EXERCISE DETAILS: Where a line of the listing below includes the word "clothes", reproduce that line.

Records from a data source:
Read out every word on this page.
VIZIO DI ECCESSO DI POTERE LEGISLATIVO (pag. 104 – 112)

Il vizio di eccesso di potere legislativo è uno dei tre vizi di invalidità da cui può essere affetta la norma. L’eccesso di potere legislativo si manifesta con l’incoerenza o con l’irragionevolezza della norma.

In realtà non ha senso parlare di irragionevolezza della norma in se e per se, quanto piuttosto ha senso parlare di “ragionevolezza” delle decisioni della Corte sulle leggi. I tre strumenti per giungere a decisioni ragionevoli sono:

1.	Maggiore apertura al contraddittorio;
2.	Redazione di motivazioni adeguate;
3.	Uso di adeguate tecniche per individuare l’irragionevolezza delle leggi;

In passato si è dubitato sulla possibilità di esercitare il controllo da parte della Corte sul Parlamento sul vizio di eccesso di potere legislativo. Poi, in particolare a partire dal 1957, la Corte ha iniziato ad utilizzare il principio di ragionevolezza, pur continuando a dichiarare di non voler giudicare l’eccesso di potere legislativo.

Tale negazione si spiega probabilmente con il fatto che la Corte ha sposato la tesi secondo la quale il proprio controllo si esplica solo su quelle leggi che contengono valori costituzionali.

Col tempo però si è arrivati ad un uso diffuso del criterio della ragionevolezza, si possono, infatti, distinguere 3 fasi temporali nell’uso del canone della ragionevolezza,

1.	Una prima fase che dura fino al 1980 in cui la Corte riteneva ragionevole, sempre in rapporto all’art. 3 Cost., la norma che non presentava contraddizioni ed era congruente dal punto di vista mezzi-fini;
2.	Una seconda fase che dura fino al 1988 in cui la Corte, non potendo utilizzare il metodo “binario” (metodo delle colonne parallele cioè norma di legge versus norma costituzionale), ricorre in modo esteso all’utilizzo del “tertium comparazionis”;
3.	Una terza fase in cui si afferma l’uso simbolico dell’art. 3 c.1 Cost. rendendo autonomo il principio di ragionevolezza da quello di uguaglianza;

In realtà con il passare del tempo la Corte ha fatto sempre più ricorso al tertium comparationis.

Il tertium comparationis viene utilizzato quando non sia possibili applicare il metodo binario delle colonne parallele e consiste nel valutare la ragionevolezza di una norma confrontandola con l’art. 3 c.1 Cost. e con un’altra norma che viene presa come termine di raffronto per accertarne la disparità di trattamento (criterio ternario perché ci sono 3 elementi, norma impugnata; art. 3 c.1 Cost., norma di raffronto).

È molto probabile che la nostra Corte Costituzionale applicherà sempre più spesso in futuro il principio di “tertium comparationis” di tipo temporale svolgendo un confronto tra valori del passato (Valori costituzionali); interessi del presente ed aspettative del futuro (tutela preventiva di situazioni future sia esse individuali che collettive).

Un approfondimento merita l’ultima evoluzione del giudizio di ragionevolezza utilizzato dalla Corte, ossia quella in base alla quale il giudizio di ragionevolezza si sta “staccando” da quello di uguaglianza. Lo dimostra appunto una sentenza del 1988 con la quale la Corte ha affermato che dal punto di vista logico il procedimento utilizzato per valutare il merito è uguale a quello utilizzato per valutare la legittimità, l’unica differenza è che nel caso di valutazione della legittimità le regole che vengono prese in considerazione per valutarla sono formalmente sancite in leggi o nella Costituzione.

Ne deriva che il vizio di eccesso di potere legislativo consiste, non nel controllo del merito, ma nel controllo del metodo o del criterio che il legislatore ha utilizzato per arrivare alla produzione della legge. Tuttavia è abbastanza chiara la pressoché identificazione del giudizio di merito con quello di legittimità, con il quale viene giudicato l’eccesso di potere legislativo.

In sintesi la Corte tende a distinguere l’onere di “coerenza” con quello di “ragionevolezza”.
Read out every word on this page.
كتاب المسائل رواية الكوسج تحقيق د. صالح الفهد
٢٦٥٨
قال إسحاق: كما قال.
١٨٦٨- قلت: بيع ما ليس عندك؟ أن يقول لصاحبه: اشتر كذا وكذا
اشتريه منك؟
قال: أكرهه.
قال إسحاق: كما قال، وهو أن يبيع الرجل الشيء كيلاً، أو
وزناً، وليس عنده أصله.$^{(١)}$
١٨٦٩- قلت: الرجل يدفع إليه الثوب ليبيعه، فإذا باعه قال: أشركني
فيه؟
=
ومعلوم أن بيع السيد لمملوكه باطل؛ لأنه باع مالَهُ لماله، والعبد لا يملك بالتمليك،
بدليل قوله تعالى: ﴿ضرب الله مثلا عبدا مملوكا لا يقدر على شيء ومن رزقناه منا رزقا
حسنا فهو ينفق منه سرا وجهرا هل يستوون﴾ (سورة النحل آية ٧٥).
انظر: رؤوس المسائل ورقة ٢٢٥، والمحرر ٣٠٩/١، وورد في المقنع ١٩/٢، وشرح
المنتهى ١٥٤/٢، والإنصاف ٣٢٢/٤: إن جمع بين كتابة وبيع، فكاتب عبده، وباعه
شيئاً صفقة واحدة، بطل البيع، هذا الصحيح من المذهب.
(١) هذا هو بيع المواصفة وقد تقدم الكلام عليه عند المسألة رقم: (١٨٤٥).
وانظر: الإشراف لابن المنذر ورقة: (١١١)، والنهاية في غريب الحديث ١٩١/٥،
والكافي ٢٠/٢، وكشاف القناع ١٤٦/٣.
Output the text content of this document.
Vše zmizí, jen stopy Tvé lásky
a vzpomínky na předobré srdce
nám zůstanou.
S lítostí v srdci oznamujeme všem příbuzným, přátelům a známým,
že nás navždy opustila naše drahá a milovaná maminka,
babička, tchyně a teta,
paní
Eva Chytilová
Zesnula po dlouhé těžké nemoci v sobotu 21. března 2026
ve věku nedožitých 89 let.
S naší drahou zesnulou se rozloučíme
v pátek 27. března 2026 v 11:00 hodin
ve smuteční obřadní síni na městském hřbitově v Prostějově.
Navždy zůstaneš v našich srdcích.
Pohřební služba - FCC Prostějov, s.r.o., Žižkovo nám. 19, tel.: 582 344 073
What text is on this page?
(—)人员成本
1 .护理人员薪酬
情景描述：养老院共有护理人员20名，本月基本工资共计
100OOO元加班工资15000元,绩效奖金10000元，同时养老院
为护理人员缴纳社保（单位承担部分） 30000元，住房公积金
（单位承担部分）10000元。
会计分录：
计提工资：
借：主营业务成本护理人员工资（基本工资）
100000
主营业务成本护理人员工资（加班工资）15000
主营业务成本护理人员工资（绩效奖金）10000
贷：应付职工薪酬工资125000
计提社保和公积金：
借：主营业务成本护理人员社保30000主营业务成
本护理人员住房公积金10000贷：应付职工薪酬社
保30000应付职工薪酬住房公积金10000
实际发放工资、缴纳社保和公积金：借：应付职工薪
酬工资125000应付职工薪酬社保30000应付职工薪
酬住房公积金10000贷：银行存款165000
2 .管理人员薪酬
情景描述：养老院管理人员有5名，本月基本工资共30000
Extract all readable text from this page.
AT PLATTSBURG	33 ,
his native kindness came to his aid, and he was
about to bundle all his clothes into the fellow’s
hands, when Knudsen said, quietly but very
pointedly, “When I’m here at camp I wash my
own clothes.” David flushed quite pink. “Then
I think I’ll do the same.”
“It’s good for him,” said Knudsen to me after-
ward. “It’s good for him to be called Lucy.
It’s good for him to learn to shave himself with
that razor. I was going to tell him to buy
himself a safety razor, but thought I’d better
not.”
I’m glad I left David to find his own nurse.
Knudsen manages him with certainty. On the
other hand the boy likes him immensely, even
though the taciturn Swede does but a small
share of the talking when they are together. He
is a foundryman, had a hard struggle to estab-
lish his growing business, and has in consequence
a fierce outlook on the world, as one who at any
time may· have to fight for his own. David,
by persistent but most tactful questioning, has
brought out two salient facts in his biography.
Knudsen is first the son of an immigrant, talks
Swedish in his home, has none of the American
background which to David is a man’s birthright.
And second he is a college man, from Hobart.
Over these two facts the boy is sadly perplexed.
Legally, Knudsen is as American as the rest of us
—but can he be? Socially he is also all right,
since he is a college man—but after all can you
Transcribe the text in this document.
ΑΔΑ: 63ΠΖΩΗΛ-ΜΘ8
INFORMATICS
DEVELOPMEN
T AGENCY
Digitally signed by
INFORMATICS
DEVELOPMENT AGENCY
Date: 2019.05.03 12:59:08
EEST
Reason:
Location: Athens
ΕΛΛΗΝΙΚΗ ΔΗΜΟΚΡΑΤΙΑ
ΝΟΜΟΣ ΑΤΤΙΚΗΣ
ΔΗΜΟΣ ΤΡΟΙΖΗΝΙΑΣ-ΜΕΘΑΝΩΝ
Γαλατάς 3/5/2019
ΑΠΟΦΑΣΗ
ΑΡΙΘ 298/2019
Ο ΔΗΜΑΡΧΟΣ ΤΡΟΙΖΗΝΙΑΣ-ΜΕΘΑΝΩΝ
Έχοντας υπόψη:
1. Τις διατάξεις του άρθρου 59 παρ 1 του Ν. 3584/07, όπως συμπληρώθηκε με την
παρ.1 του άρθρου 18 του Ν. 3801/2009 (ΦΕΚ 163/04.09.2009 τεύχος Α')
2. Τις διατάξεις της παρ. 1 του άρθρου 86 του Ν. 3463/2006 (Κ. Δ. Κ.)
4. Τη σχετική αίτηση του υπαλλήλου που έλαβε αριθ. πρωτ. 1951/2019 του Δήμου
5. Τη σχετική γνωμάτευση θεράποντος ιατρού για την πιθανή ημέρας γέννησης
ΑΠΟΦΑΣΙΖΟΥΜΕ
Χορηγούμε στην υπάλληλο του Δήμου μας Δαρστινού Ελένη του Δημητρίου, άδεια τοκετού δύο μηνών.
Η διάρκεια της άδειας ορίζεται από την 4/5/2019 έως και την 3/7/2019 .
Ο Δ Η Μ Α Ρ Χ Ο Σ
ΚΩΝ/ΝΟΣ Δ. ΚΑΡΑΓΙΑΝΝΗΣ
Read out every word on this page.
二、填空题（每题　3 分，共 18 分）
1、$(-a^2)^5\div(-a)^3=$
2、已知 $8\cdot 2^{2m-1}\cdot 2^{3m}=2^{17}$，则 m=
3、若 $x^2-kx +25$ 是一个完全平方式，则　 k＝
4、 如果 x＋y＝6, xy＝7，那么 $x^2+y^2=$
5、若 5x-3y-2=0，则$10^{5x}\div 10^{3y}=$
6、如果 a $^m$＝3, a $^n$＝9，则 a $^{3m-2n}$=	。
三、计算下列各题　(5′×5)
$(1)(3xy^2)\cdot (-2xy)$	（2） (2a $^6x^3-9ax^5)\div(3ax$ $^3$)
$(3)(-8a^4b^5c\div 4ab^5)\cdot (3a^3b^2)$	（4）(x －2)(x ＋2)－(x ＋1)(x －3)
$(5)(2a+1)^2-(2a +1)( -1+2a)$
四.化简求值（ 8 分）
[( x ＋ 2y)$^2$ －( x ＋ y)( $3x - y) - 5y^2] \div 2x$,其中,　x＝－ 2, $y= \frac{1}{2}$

THE RESULT:
about to bundle all his clothes into the fellow’s
own clothes.” David flushed quite pink. “Then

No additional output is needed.